● **WRITTEN TASK**:
Retype every entry exactly, character for character.

--- MATERIAL FOR THIS TASK ---

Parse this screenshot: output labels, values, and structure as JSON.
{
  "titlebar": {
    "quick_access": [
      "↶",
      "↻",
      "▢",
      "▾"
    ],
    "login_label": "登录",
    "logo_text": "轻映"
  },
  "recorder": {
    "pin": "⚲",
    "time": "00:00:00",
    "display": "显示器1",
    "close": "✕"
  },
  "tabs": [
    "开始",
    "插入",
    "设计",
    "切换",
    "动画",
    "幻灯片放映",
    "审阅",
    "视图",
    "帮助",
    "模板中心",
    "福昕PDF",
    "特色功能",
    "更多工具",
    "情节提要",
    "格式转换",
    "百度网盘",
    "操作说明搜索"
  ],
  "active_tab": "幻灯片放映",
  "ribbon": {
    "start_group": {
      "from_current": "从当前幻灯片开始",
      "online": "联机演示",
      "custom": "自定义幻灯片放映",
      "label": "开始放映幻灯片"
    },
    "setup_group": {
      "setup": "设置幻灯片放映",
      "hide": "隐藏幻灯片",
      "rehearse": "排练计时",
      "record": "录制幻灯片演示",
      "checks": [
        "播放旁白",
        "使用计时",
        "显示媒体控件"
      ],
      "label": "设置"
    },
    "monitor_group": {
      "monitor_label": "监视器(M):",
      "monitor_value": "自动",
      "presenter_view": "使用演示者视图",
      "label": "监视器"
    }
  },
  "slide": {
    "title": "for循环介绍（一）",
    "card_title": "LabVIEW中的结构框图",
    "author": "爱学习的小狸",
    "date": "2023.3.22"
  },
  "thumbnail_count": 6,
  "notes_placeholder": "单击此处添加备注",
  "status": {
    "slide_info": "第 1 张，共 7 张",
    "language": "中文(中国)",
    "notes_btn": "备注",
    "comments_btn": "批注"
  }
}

---

● **WRITTEN SOLUTION**:
Parse this screenshot: output labels, values, and structure as JSON.
{
  "titlebar": {
    "quick_access": [
      "↶",
      "↻",
      "▢",
      "▾"
    ],
    "login_label": "登录",
    "logo_text": "轻映"
  },
  "recorder": {
    "pin": "⚲",
    "time": "00:00:00",
    "display": "显示器1",
    "close": "✕"
  },
  "tabs": [
    "开始",
    "插入",
    "设计",
    "切换",
    "动画",
    "幻灯片放映",
    "审阅",
    "视图",
    "帮助",
    "模板中心",
    "福昕PDF",
    "特色功能",
    "更多工具",
    "情节提要",
    "格式转换",
    "百度网盘",
    "操作说明搜索"
  ],
  "active_tab": "幻灯片放映",
  "ribbon": {
    "start_group": {
      "from_current": "从当前幻灯片开始",
      "online": "联机演示",
      "custom": "自定义幻灯片放映",
      "label": "开始放映幻灯片"
    },
    "setup_group": {
      "setup": "设置幻灯片放映",
      "hide": "隐藏幻灯片",
      "rehearse": "排练计时",
      "record": "录制幻灯片演示",
      "checks": [
        "播放旁白",
        "使用计时",
        "显示媒体控件"
      ],
      "label": "设置"
    },
    "monitor_group": {
      "monitor_label": "监视器(M):",
      "monitor_value": "自动",
      "presenter_view": "使用演示者视图",
      "label": "监视器"
    }
  },
  "slide": {
    "title": "for循环介绍（一）",
    "card_title": "LabVIEW中的结构框图",
    "author": "爱学习的小狸",
    "date": "2023.3.22"
  },
  "thumbnail_count": 6,
  "notes_placeholder": "单击此处添加备注",
  "status": {
    "slide_info": "第 1 张，共 7 张",
    "language": "中文(中国)",
    "notes_btn": "备注",
    "comments_btn": "批注"
  }
}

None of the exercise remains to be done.